● **Stated problem**:
Repeat exactly the lines from the line containing "Extract all readable text from this page." through the last line of the records below, inclusive, and nothing else.

-- Start of Rows --

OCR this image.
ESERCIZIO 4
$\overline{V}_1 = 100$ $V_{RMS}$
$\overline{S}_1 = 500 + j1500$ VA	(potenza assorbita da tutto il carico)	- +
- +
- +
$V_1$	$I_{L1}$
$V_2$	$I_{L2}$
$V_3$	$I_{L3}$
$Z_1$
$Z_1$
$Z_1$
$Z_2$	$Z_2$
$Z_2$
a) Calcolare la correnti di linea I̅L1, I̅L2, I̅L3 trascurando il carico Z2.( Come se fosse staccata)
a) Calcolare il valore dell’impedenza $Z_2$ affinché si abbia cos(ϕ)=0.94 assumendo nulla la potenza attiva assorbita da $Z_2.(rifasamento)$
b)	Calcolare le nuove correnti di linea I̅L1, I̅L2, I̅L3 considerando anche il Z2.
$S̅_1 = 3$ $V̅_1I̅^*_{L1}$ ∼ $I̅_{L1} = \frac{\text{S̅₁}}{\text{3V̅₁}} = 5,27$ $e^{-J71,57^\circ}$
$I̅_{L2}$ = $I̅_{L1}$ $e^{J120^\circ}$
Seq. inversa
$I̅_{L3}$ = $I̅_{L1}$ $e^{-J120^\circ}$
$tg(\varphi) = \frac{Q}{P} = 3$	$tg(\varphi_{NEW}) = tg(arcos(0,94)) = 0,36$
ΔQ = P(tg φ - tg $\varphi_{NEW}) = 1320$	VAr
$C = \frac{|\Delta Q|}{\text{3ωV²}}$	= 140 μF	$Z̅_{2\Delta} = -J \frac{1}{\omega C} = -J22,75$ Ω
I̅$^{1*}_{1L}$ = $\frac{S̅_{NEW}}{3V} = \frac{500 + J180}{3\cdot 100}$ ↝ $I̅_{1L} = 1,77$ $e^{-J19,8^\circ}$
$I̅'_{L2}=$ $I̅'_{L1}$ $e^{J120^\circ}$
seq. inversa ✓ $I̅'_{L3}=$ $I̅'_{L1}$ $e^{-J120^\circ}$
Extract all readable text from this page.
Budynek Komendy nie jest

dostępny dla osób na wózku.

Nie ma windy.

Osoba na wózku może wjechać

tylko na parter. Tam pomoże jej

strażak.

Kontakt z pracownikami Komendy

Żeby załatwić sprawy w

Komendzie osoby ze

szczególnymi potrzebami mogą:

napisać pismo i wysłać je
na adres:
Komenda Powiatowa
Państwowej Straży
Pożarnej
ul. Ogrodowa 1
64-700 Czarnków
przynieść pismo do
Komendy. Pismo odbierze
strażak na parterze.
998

-- End of Rows --

● **Full response**:
Extract all readable text from this page.
Budynek Komendy nie jest

dostępny dla osób na wózku.

Nie ma windy.

Osoba na wózku może wjechać

tylko na parter. Tam pomoże jej

strażak.

Kontakt z pracownikami Komendy

Żeby załatwić sprawy w

Komendzie osoby ze

szczególnymi potrzebami mogą:

napisać pismo i wysłać je
na adres:
Komenda Powiatowa
Państwowej Straży
Pożarnej
ul. Ogrodowa 1
64-700 Czarnków
przynieść pismo do
Komendy. Pismo odbierze
strażak na parterze.
998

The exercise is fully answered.